━━━ Given entries
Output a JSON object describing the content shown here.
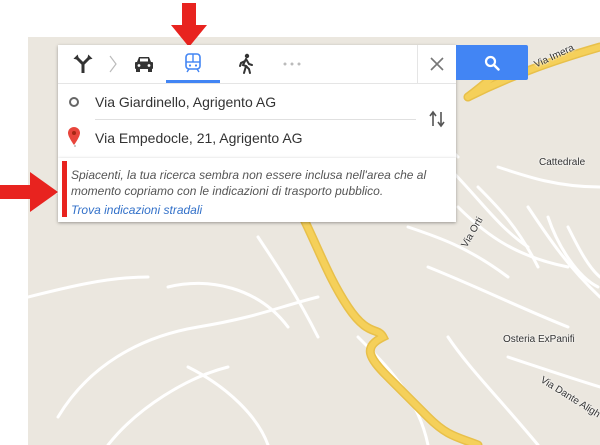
{
  "map": {
    "labels": {
      "via_imera": "Via Imera",
      "cattedrale": "Cattedrale",
      "via_orti": "Via Orti",
      "osteria": "Osteria ExPanifi",
      "via_dante": "Via Dante Aligh"
    }
  },
  "directions": {
    "modes": [
      {
        "name": "best-route",
        "icon": "route-icon"
      },
      {
        "name": "driving",
        "icon": "car-icon"
      },
      {
        "name": "transit",
        "icon": "train-icon",
        "active": true
      },
      {
        "name": "walking",
        "icon": "walk-icon"
      },
      {
        "name": "more",
        "icon": "more-icon"
      }
    ],
    "origin": "Via Giardinello, Agrigento AG",
    "destination": "Via Empedocle, 21, Agrigento AG"
  },
  "notice": {
    "message": "Spiacenti, la tua ricerca sembra non essere inclusa nell'area che al momento copriamo con le indicazioni di trasporto pubblico.",
    "link": "Trova indicazioni stradali"
  },
  "colors": {
    "accent": "#4285f4",
    "arrow_red": "#e8231f",
    "road_major": "#f5d05a",
    "link": "#3371c9"
  }
}
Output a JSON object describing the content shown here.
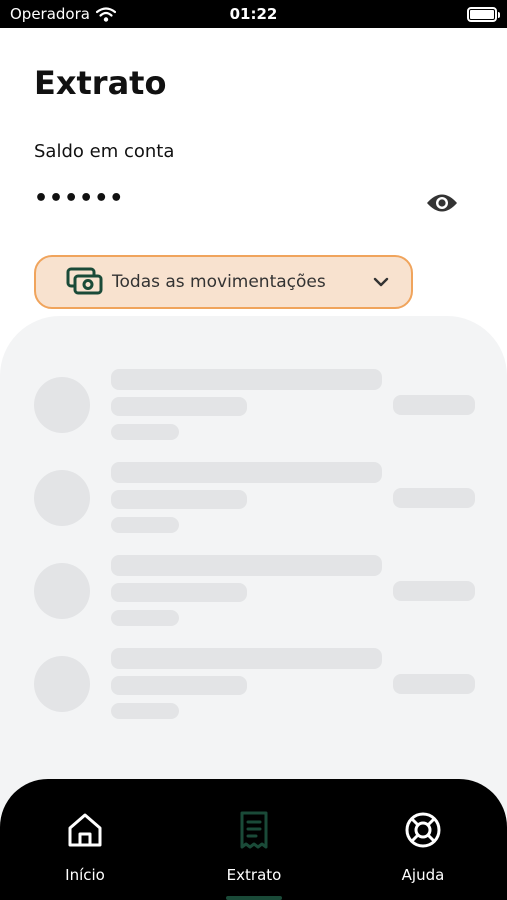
{
  "status_bar": {
    "carrier": "Operadora",
    "time": "01:22"
  },
  "header": {
    "title": "Extrato",
    "balance_label": "Saldo em conta",
    "balance_value": "••••••",
    "toggle_visibility_icon": "eye-icon"
  },
  "filter": {
    "selected_label": "Todas as movimentações",
    "icon": "cash-icon",
    "chevron_icon": "chevron-down-icon"
  },
  "transactions": {
    "state": "loading",
    "skeleton_rows": 4
  },
  "bottom_nav": {
    "items": [
      {
        "label": "Início",
        "icon": "home-icon",
        "active": false
      },
      {
        "label": "Extrato",
        "icon": "receipt-icon",
        "active": true
      },
      {
        "label": "Ajuda",
        "icon": "lifebuoy-icon",
        "active": false
      }
    ]
  },
  "colors": {
    "filter_background": "#f8e2cf",
    "filter_border": "#f0a45c",
    "brand_green": "#1a4a38",
    "skeleton": "#e3e4e6",
    "panel_background": "#f3f4f5",
    "nav_background": "#000000"
  }
}
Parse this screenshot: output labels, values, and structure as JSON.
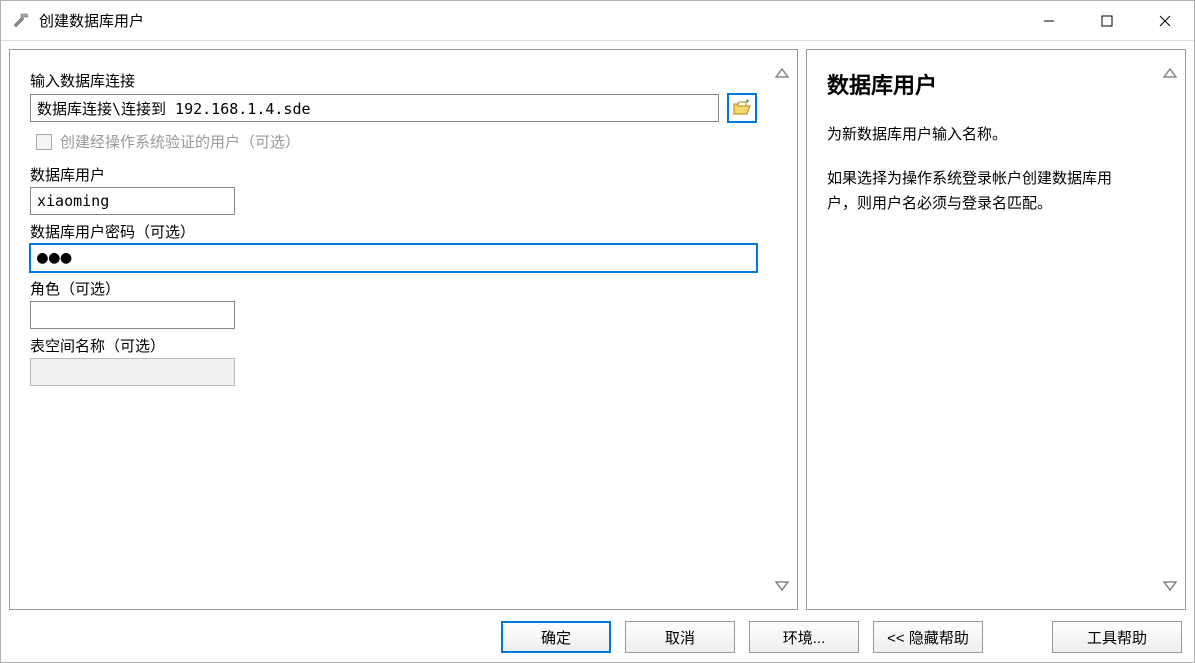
{
  "window": {
    "title": "创建数据库用户"
  },
  "form": {
    "connection_label": "输入数据库连接",
    "connection_value": "数据库连接\\连接到 192.168.1.4.sde",
    "os_auth_checkbox_label": "创建经操作系统验证的用户（可选）",
    "user_label": "数据库用户",
    "user_value": "xiaoming",
    "password_label": "数据库用户密码（可选）",
    "password_value": "●●●",
    "role_label": "角色（可选）",
    "role_value": "",
    "tablespace_label": "表空间名称（可选）",
    "tablespace_value": ""
  },
  "help": {
    "title": "数据库用户",
    "paragraph1": "为新数据库用户输入名称。",
    "paragraph2": "如果选择为操作系统登录帐户创建数据库用户，则用户名必须与登录名匹配。"
  },
  "buttons": {
    "ok": "确定",
    "cancel": "取消",
    "environments": "环境...",
    "hide_help": "<< 隐藏帮助",
    "tool_help": "工具帮助"
  }
}
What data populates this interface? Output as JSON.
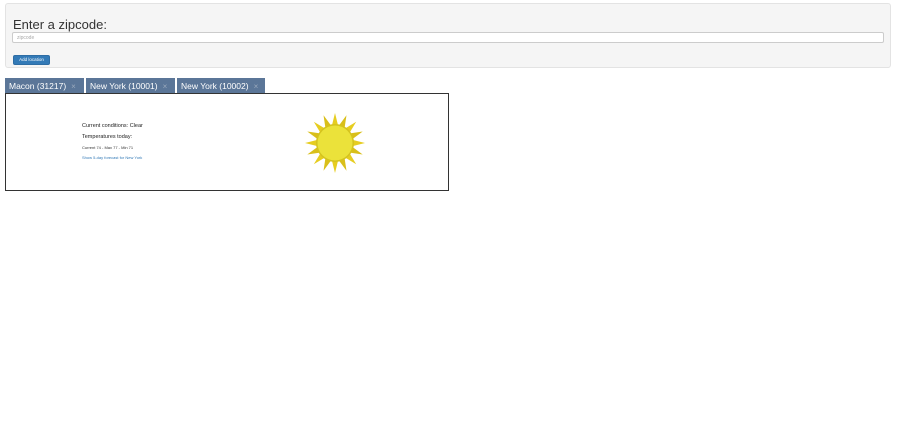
{
  "search": {
    "title": "Enter a zipcode:",
    "placeholder": "zipcode",
    "value": "",
    "add_label": "Add location"
  },
  "tabs": [
    {
      "label": "Macon (31217)",
      "close": "×"
    },
    {
      "label": "New York (10001)",
      "close": "×"
    },
    {
      "label": "New York (10002)",
      "close": "×"
    }
  ],
  "weather": {
    "conditions": "Current conditions: Clear",
    "temps_label": "Temperatures today:",
    "temps": "Current 74 - Max 77 - Min 71",
    "forecast_link": "Show 5-day forecast for New York",
    "icon": "sun-icon",
    "colors": {
      "sun_core": "#ebe23a",
      "sun_rays": "#e3c91f",
      "tab_bg": "#5b7698",
      "button_bg": "#337ab7"
    }
  }
}
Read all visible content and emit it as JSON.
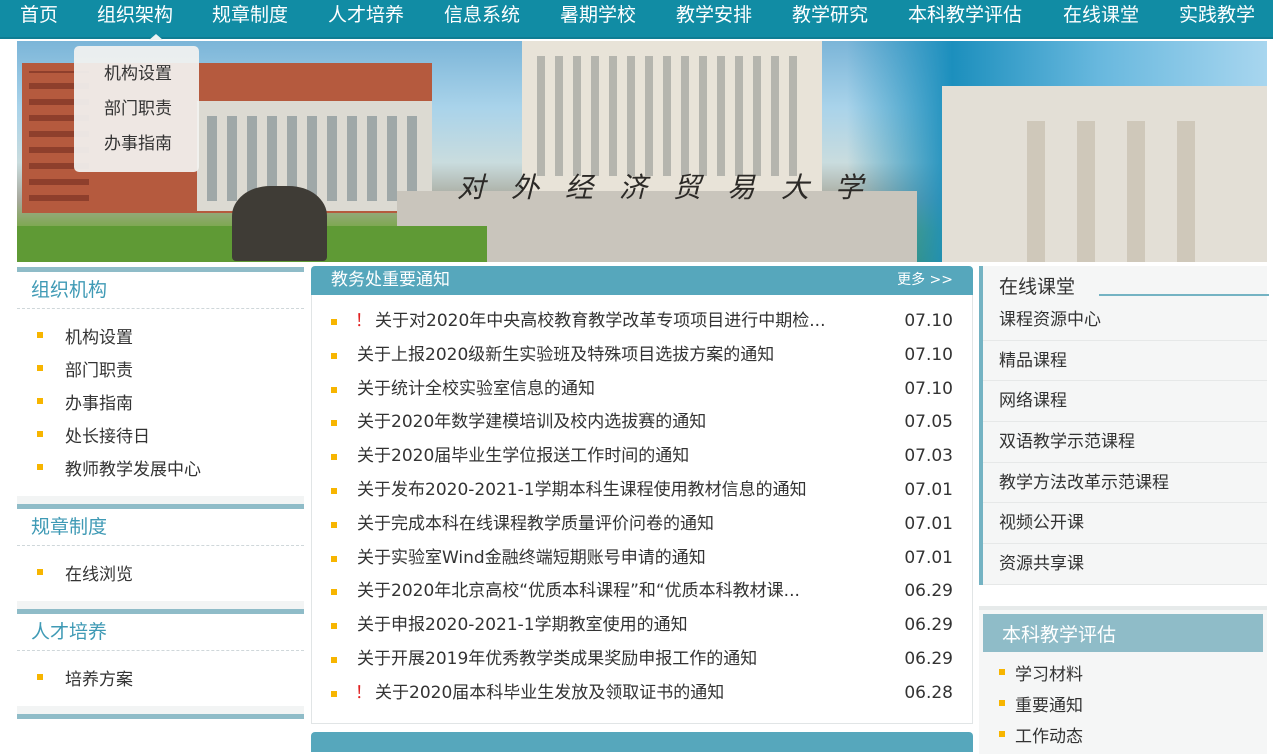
{
  "nav": {
    "items": [
      "首页",
      "组织架构",
      "规章制度",
      "人才培养",
      "信息系统",
      "暑期学校",
      "教学安排",
      "教学研究",
      "本科教学评估",
      "在线课堂",
      "实践教学"
    ]
  },
  "banner": {
    "calligraphy": "对外经济贸易大学"
  },
  "dropdown": {
    "items": [
      "机构设置",
      "部门职责",
      "办事指南"
    ]
  },
  "left": {
    "org": {
      "title": "组织机构",
      "items": [
        "机构设置",
        "部门职责",
        "办事指南",
        "处长接待日",
        "教师教学发展中心"
      ]
    },
    "rules": {
      "title": "规章制度",
      "items": [
        "在线浏览"
      ]
    },
    "talent": {
      "title": "人才培养",
      "items": [
        "培养方案"
      ]
    }
  },
  "notices": {
    "title": "教务处重要通知",
    "more": "更多 >>",
    "items": [
      {
        "important": true,
        "mark": "！",
        "title": "关于对2020年中央高校教育教学改革专项项目进行中期检...",
        "date": "07.10"
      },
      {
        "important": false,
        "mark": "",
        "title": "关于上报2020级新生实验班及特殊项目选拔方案的通知",
        "date": "07.10"
      },
      {
        "important": false,
        "mark": "",
        "title": "关于统计全校实验室信息的通知",
        "date": "07.10"
      },
      {
        "important": false,
        "mark": "",
        "title": "关于2020年数学建模培训及校内选拔赛的通知",
        "date": "07.05"
      },
      {
        "important": false,
        "mark": "",
        "title": "关于2020届毕业生学位报送工作时间的通知",
        "date": "07.03"
      },
      {
        "important": false,
        "mark": "",
        "title": "关于发布2020-2021-1学期本科生课程使用教材信息的通知",
        "date": "07.01"
      },
      {
        "important": false,
        "mark": "",
        "title": "关于完成本科在线课程教学质量评价问卷的通知",
        "date": "07.01"
      },
      {
        "important": false,
        "mark": "",
        "title": "关于实验室Wind金融终端短期账号申请的通知",
        "date": "07.01"
      },
      {
        "important": false,
        "mark": "",
        "title": "关于2020年北京高校“优质本科课程”和“优质本科教材课...",
        "date": "06.29"
      },
      {
        "important": false,
        "mark": "",
        "title": "关于申报2020-2021-1学期教室使用的通知",
        "date": "06.29"
      },
      {
        "important": false,
        "mark": "",
        "title": "关于开展2019年优秀教学类成果奖励申报工作的通知",
        "date": "06.29"
      },
      {
        "important": true,
        "mark": "！",
        "title": "关于2020届本科毕业生发放及领取证书的通知",
        "date": "06.28"
      }
    ]
  },
  "online": {
    "title": "在线课堂",
    "items": [
      "课程资源中心",
      "精品课程",
      "网络课程",
      "双语教学示范课程",
      "教学方法改革示范课程",
      "视频公开课",
      "资源共享课"
    ]
  },
  "eval": {
    "title": "本科教学评估",
    "items": [
      "学习材料",
      "重要通知",
      "工作动态"
    ]
  },
  "colors": {
    "nav_bg": "#118ca4",
    "accent": "#56a7bc",
    "bullet": "#f7b500",
    "important": "#e01f1f"
  }
}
━━━━━━
→ **Directions**: Are you able to set down all the lines above exactly, without any pictures?

→ **Finished task**:
Output a JSON object describing the content shown here.
{
  "map": {
    "labels": {
      "via_imera": "Via Imera",
      "cattedrale": "Cattedrale",
      "via_orti": "Via Orti",
      "osteria": "Osteria ExPanifi",
      "via_dante": "Via Dante Aligh"
    }
  },
  "directions": {
    "modes": [
      {
        "name": "best-route",
        "icon": "route-icon"
      },
      {
        "name": "driving",
        "icon": "car-icon"
      },
      {
        "name": "transit",
        "icon": "train-icon",
        "active": true
      },
      {
        "name": "walking",
        "icon": "walk-icon"
      },
      {
        "name": "more",
        "icon": "more-icon"
      }
    ],
    "origin": "Via Giardinello, Agrigento AG",
    "destination": "Via Empedocle, 21, Agrigento AG"
  },
  "notice": {
    "message": "Spiacenti, la tua ricerca sembra non essere inclusa nell'area che al momento copriamo con le indicazioni di trasporto pubblico.",
    "link": "Trova indicazioni stradali"
  },
  "colors": {
    "accent": "#4285f4",
    "arrow_red": "#e8231f",
    "road_major": "#f5d05a",
    "link": "#3371c9"
  }
}
Output a JSON object describing the content shown here.
{
  "status_bar": {
    "carrier": "Operadora",
    "time": "01:22"
  },
  "header": {
    "title": "Extrato",
    "balance_label": "Saldo em conta",
    "balance_value": "••••••",
    "toggle_visibility_icon": "eye-icon"
  },
  "filter": {
    "selected_label": "Todas as movimentações",
    "icon": "cash-icon",
    "chevron_icon": "chevron-down-icon"
  },
  "transactions": {
    "state": "loading",
    "skeleton_rows": 4
  },
  "bottom_nav": {
    "items": [
      {
        "label": "Início",
        "icon": "home-icon",
        "active": false
      },
      {
        "label": "Extrato",
        "icon": "receipt-icon",
        "active": true
      },
      {
        "label": "Ajuda",
        "icon": "lifebuoy-icon",
        "active": false
      }
    ]
  },
  "colors": {
    "filter_background": "#f8e2cf",
    "filter_border": "#f0a45c",
    "brand_green": "#1a4a38",
    "skeleton": "#e3e4e6",
    "panel_background": "#f3f4f5",
    "nav_background": "#000000"
  }
}
Parse this screenshot: output labels, values, and structure as JSON.
{
  "window": {
    "title": "创建数据库用户"
  },
  "form": {
    "connection_label": "输入数据库连接",
    "connection_value": "数据库连接\\连接到 192.168.1.4.sde",
    "os_auth_checkbox_label": "创建经操作系统验证的用户（可选）",
    "user_label": "数据库用户",
    "user_value": "xiaoming",
    "password_label": "数据库用户密码（可选）",
    "password_value": "●●●",
    "role_label": "角色（可选）",
    "role_value": "",
    "tablespace_label": "表空间名称（可选）",
    "tablespace_value": ""
  },
  "help": {
    "title": "数据库用户",
    "paragraph1": "为新数据库用户输入名称。",
    "paragraph2": "如果选择为操作系统登录帐户创建数据库用户，则用户名必须与登录名匹配。"
  },
  "buttons": {
    "ok": "确定",
    "cancel": "取消",
    "environments": "环境...",
    "hide_help": "<< 隐藏帮助",
    "tool_help": "工具帮助"
  }
}
What data populates this interface? Output as JSON.
{
  "search": {
    "title": "Enter a zipcode:",
    "placeholder": "zipcode",
    "value": "",
    "add_label": "Add location"
  },
  "tabs": [
    {
      "label": "Macon (31217)",
      "close": "×"
    },
    {
      "label": "New York (10001)",
      "close": "×"
    },
    {
      "label": "New York (10002)",
      "close": "×"
    }
  ],
  "weather": {
    "conditions": "Current conditions: Clear",
    "temps_label": "Temperatures today:",
    "temps": "Current 74 - Max 77 - Min 71",
    "forecast_link": "Show 5-day forecast for New York",
    "icon": "sun-icon",
    "colors": {
      "sun_core": "#ebe23a",
      "sun_rays": "#e3c91f",
      "tab_bg": "#5b7698",
      "button_bg": "#337ab7"
    }
  }
}
Read all visible content and emit it as JSON.
{
  "nav": {
    "items": [
      "首页",
      "组织架构",
      "规章制度",
      "人才培养",
      "信息系统",
      "暑期学校",
      "教学安排",
      "教学研究",
      "本科教学评估",
      "在线课堂",
      "实践教学"
    ]
  },
  "banner": {
    "calligraphy": "对外经济贸易大学"
  },
  "dropdown": {
    "items": [
      "机构设置",
      "部门职责",
      "办事指南"
    ]
  },
  "left": {
    "org": {
      "title": "组织机构",
      "items": [
        "机构设置",
        "部门职责",
        "办事指南",
        "处长接待日",
        "教师教学发展中心"
      ]
    },
    "rules": {
      "title": "规章制度",
      "items": [
        "在线浏览"
      ]
    },
    "talent": {
      "title": "人才培养",
      "items": [
        "培养方案"
      ]
    }
  },
  "notices": {
    "title": "教务处重要通知",
    "more": "更多 >>",
    "items": [
      {
        "important": true,
        "mark": "！",
        "title": "关于对2020年中央高校教育教学改革专项项目进行中期检...",
        "date": "07.10"
      },
      {
        "important": false,
        "mark": "",
        "title": "关于上报2020级新生实验班及特殊项目选拔方案的通知",
        "date": "07.10"
      },
      {
        "important": false,
        "mark": "",
        "title": "关于统计全校实验室信息的通知",
        "date": "07.10"
      },
      {
        "important": false,
        "mark": "",
        "title": "关于2020年数学建模培训及校内选拔赛的通知",
        "date": "07.05"
      },
      {
        "important": false,
        "mark": "",
        "title": "关于2020届毕业生学位报送工作时间的通知",
        "date": "07.03"
      },
      {
        "important": false,
        "mark": "",
        "title": "关于发布2020-2021-1学期本科生课程使用教材信息的通知",
        "date": "07.01"
      },
      {
        "important": false,
        "mark": "",
        "title": "关于完成本科在线课程教学质量评价问卷的通知",
        "date": "07.01"
      },
      {
        "important": false,
        "mark": "",
        "title": "关于实验室Wind金融终端短期账号申请的通知",
        "date": "07.01"
      },
      {
        "important": false,
        "mark": "",
        "title": "关于2020年北京高校“优质本科课程”和“优质本科教材课...",
        "date": "06.29"
      },
      {
        "important": false,
        "mark": "",
        "title": "关于申报2020-2021-1学期教室使用的通知",
        "date": "06.29"
      },
      {
        "important": false,
        "mark": "",
        "title": "关于开展2019年优秀教学类成果奖励申报工作的通知",
        "date": "06.29"
      },
      {
        "important": true,
        "mark": "！",
        "title": "关于2020届本科毕业生发放及领取证书的通知",
        "date": "06.28"
      }
    ]
  },
  "online": {
    "title": "在线课堂",
    "items": [
      "课程资源中心",
      "精品课程",
      "网络课程",
      "双语教学示范课程",
      "教学方法改革示范课程",
      "视频公开课",
      "资源共享课"
    ]
  },
  "eval": {
    "title": "本科教学评估",
    "items": [
      "学习材料",
      "重要通知",
      "工作动态"
    ]
  },
  "colors": {
    "nav_bg": "#118ca4",
    "accent": "#56a7bc",
    "bullet": "#f7b500",
    "important": "#e01f1f"
  }
}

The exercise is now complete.